**PROMPT**
Extend the aluminum pollution tax solution below, continuing right after its last sentence.

**DOCUMENT**
Question

A plant produces aluminum, facing costs of C(A) = \frac{A^2}{10}, where A is the number of aluminum units produced, and selling them on the competitive market for a price \$ 30. A farmer grows beets next to the aluminum factory, facing costs of C(B) = 5B + \frac{B^2}{100} + \frac{A^2}{20}, where B is the number of beets produced, and selling them for \$ 15 on the competitive market. Because aluminum pollution is harmful to agricultural production, the state government imposes a tax on aluminum production. What is the socially optimal tax on aluminum?

Answer 1

$10

Step-by-step explanation:

We are to account for external costs in production, since we are asked to find optimal tax.

**STORED RECORDS**
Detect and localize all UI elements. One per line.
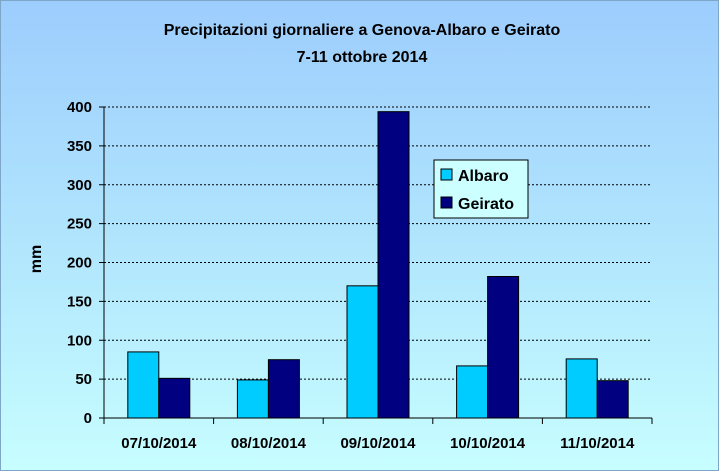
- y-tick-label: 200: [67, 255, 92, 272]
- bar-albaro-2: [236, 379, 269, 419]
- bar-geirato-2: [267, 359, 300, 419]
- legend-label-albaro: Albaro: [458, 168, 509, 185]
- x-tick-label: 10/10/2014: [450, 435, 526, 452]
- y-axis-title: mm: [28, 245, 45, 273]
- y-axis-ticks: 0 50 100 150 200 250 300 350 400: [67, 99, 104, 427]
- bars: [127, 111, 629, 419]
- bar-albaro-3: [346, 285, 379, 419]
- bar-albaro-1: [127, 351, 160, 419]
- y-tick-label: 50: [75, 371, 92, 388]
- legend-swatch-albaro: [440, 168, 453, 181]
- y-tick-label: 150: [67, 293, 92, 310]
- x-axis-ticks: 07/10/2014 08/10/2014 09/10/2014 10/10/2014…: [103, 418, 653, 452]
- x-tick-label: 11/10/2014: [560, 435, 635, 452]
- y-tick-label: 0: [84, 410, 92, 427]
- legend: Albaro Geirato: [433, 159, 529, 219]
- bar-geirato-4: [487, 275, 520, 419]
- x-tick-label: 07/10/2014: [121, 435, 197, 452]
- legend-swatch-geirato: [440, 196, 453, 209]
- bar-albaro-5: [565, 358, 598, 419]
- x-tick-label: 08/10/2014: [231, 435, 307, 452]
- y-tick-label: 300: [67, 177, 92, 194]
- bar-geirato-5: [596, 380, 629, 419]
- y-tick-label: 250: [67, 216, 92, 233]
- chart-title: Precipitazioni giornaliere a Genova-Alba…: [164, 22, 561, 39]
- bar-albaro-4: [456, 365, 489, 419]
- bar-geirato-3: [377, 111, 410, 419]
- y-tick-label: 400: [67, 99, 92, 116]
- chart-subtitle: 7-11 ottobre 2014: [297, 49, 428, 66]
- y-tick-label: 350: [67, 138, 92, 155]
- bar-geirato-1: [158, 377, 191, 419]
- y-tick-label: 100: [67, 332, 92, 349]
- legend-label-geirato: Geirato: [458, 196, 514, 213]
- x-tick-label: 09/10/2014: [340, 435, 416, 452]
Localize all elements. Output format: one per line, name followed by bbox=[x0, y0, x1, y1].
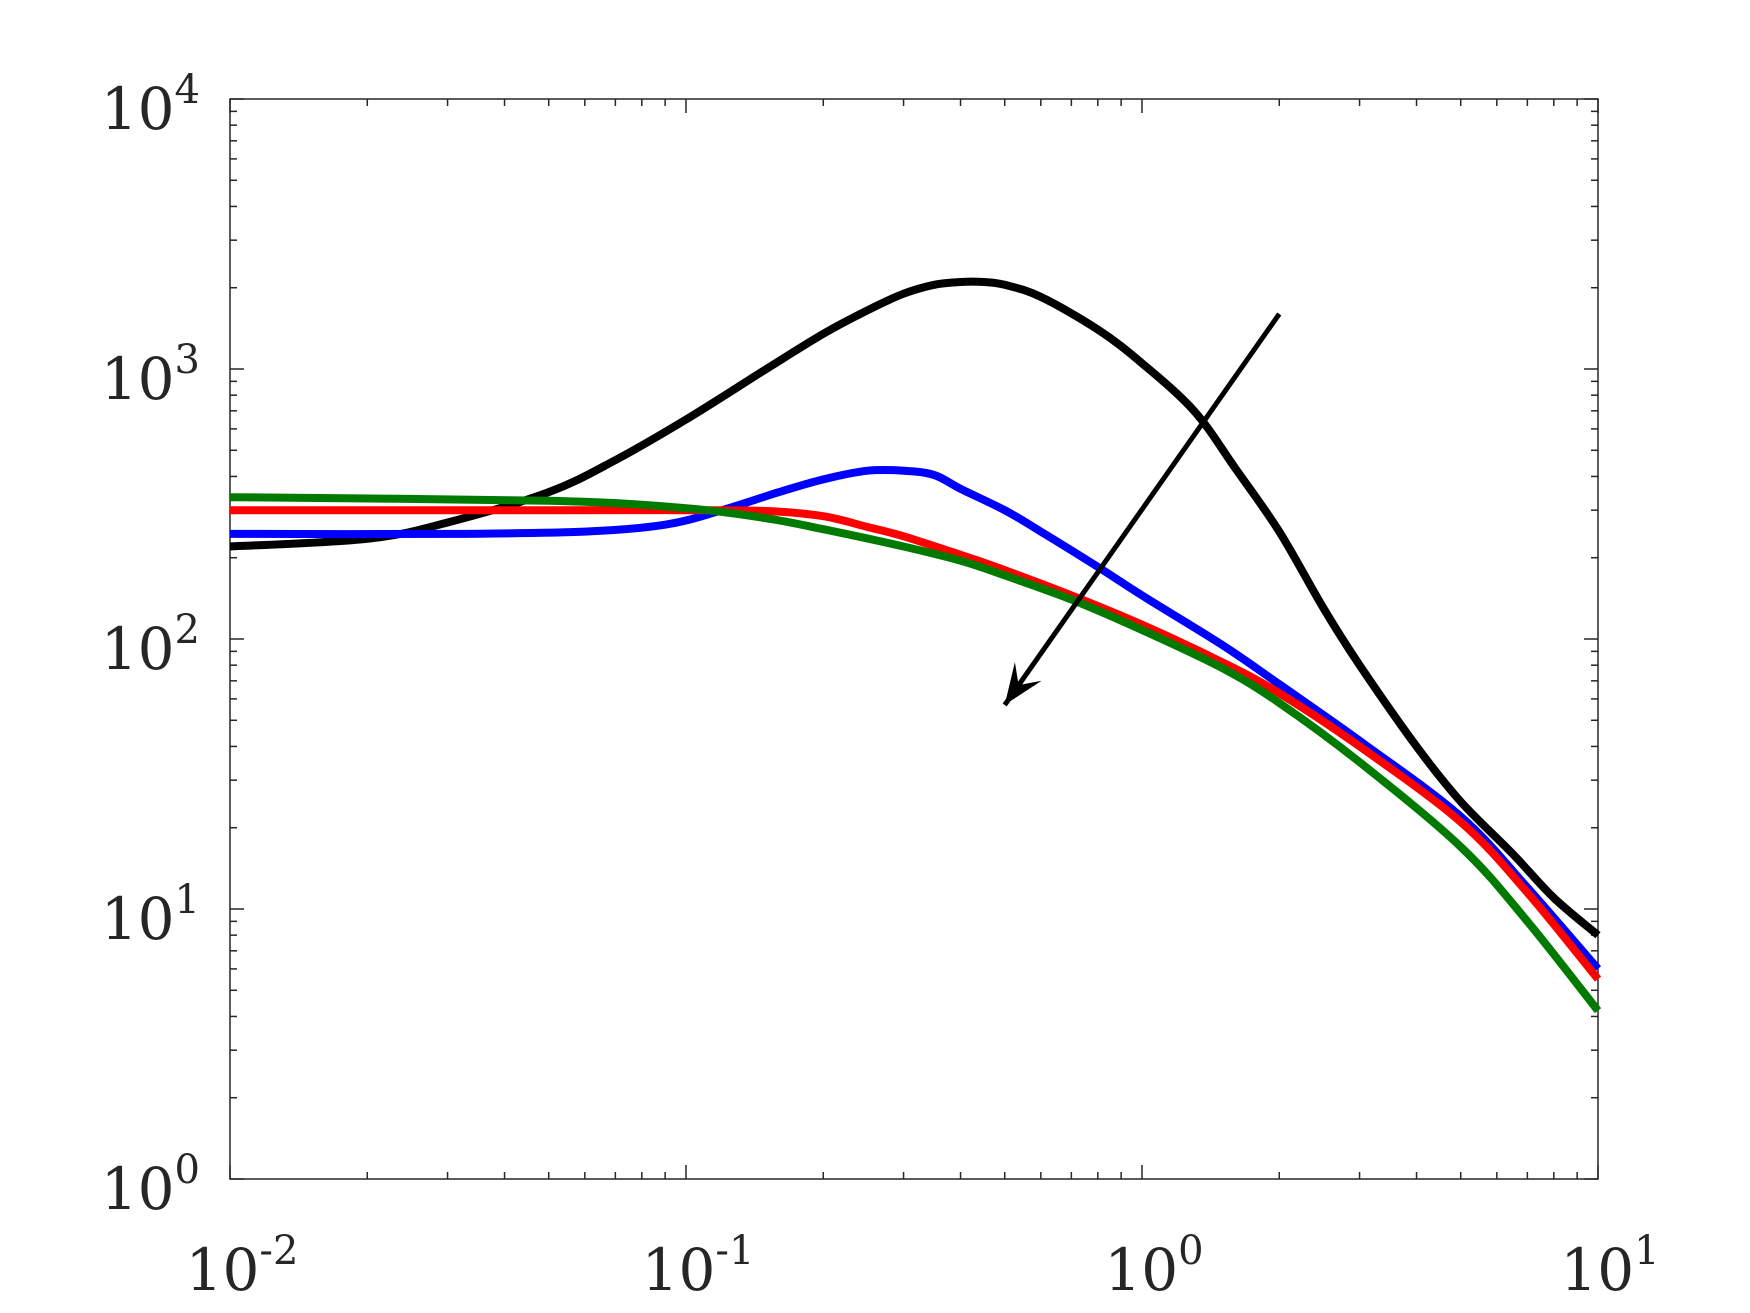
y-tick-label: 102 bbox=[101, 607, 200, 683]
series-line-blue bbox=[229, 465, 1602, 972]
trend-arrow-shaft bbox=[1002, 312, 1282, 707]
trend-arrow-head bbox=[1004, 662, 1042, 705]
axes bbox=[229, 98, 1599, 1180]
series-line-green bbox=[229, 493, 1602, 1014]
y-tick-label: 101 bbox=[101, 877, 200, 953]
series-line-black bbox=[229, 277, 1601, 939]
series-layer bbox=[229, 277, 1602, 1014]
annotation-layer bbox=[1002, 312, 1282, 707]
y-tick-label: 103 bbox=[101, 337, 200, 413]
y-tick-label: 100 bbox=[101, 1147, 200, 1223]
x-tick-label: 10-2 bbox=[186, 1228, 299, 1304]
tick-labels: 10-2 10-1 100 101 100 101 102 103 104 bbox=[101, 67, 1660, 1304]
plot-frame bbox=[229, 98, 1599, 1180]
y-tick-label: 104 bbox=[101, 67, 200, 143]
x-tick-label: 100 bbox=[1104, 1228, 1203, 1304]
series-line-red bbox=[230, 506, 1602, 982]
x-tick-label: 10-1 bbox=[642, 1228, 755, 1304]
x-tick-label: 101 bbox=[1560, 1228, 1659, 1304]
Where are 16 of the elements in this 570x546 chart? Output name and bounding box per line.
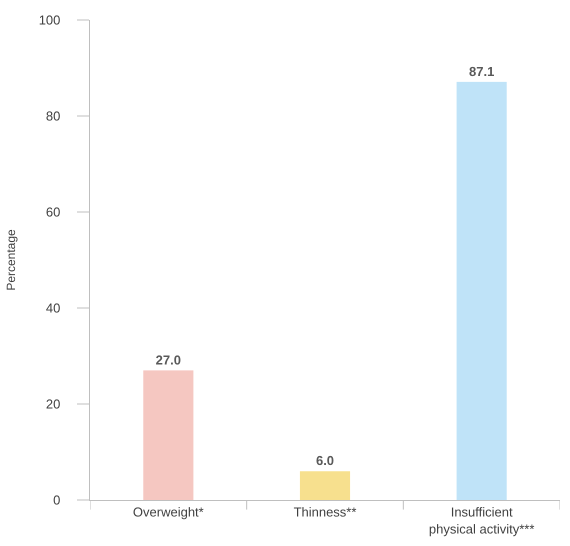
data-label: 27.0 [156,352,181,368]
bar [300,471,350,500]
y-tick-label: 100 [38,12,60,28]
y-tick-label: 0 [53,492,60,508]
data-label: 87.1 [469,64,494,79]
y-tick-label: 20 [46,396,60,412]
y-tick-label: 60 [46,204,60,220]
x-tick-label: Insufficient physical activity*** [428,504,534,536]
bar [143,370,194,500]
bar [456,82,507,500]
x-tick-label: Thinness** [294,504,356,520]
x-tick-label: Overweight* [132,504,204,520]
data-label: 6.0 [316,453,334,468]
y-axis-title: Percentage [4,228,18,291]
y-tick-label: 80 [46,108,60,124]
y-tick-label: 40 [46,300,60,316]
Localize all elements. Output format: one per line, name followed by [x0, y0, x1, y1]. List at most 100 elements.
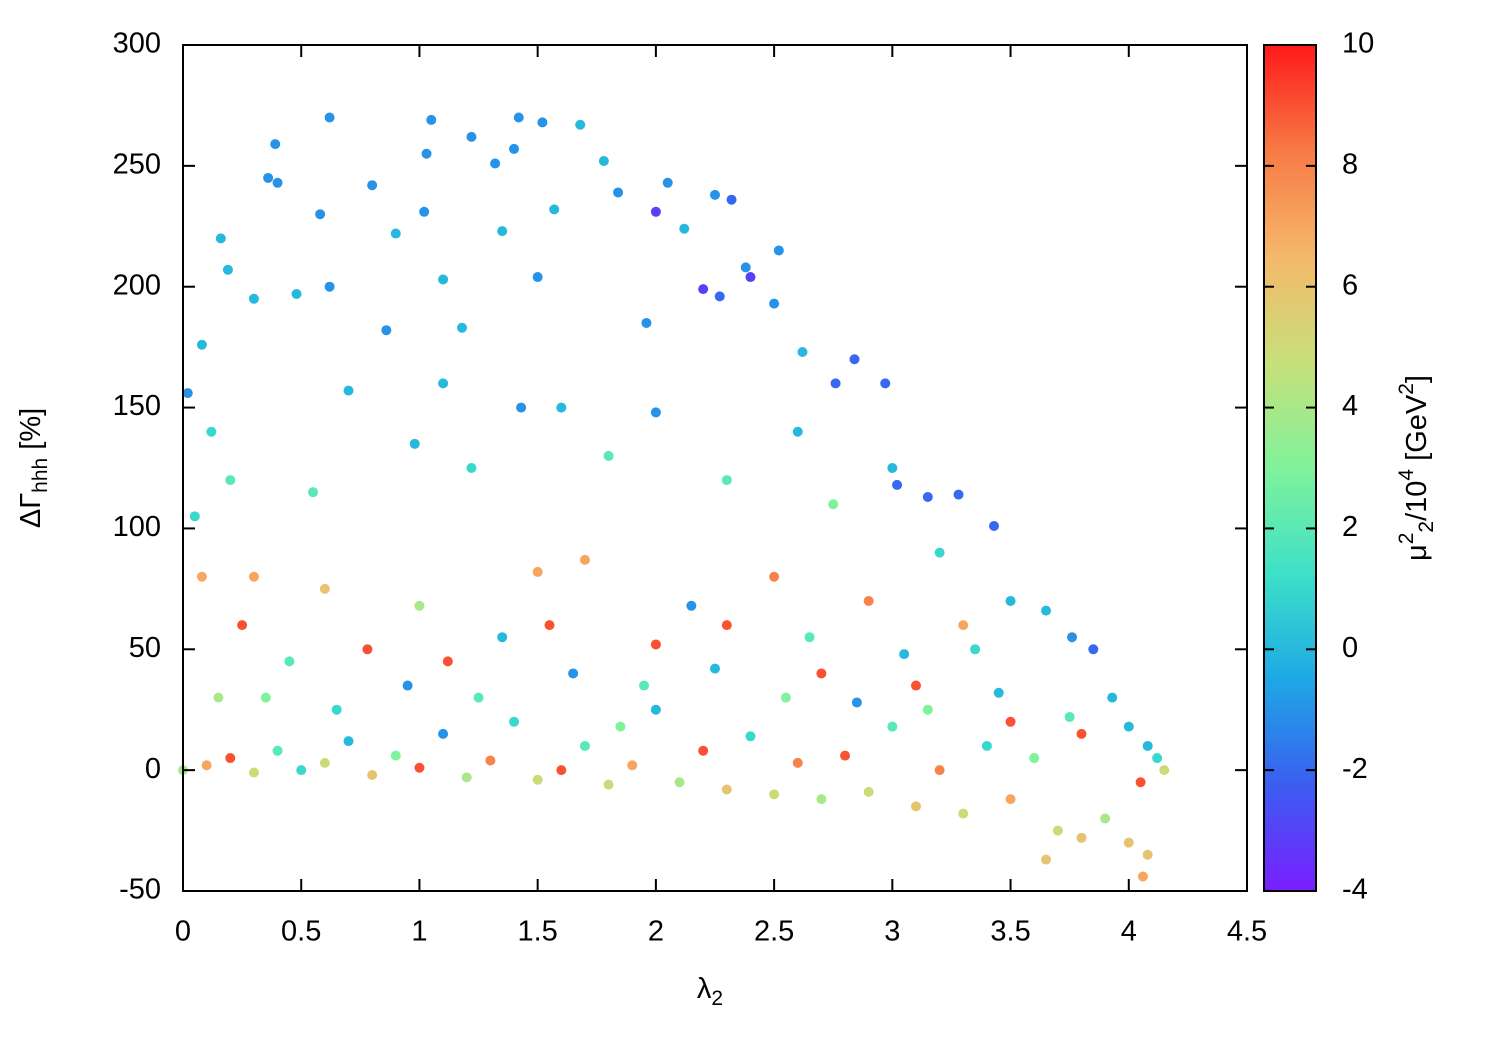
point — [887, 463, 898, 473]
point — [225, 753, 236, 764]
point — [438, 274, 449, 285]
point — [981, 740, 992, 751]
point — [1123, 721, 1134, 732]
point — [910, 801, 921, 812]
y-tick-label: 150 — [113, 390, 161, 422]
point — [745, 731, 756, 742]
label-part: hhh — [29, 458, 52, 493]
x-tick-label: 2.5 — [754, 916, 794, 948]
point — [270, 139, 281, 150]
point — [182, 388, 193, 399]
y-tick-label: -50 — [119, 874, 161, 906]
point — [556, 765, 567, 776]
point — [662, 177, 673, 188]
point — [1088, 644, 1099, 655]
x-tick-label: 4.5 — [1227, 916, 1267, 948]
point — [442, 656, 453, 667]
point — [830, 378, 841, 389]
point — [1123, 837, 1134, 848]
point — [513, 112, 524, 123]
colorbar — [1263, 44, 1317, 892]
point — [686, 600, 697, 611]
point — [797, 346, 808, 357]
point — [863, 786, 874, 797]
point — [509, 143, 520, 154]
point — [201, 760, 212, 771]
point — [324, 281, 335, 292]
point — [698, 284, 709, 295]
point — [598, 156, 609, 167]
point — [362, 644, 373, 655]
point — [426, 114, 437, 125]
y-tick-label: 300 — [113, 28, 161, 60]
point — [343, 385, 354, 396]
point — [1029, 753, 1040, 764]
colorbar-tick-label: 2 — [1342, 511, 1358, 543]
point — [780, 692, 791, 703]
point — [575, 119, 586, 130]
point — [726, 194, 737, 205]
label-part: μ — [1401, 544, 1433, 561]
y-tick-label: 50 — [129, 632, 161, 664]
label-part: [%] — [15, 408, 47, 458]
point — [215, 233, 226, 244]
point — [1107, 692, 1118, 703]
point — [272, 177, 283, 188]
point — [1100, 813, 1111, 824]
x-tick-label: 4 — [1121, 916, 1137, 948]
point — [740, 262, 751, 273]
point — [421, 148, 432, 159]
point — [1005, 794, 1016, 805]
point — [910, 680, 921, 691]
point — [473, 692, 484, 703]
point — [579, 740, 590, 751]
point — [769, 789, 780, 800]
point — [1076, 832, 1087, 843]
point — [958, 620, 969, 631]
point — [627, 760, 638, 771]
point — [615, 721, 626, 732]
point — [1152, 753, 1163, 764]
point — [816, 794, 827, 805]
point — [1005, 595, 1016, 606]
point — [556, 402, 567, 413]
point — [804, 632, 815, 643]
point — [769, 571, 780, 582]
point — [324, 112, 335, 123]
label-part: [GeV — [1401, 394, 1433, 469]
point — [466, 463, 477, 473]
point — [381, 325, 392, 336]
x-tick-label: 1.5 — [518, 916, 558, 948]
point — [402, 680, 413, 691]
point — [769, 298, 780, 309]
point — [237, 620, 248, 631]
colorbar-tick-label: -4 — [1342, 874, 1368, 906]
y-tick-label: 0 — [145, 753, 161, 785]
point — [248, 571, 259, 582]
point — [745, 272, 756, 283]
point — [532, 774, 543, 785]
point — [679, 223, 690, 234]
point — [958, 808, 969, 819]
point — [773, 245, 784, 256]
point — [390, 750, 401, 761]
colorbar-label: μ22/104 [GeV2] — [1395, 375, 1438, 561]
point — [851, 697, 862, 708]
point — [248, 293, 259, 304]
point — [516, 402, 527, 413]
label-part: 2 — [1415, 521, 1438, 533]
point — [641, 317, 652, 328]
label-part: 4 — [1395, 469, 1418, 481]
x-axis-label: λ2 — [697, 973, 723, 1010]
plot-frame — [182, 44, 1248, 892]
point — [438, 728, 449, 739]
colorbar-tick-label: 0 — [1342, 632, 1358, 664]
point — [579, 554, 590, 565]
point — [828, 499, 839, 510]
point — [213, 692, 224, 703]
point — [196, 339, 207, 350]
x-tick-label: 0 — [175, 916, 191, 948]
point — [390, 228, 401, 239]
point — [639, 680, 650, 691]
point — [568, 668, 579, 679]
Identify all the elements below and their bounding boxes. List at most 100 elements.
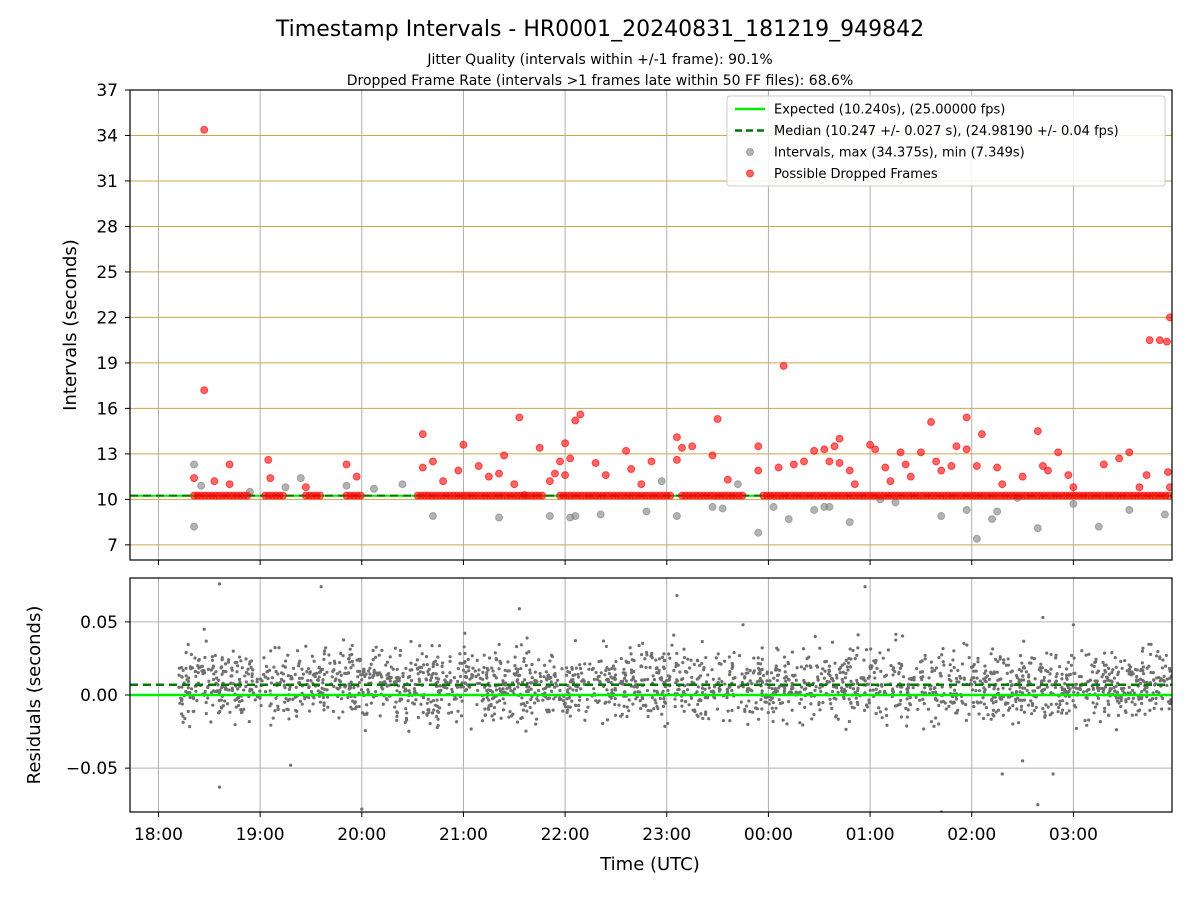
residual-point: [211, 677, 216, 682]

**WRITTEN ANSWER**
Given:

`C(A) = (A^2)/(10)`

We now have:

`C(A) = (A^2)/(10) + (A^2)/(20)`

A represents number of aluminum units produced, let's find A, since the margnal cost is $30.

Thus,

`30 = (A)/(5) + (A)/(10)`

`30 = (2A + A)/(10)`

`300 = 3A`

`A = (300)/(3)`

`A = 100`

Let's equate the private marginal cost with the marginal revenue of each unit in order to achieve this amount of produced units with tax, t.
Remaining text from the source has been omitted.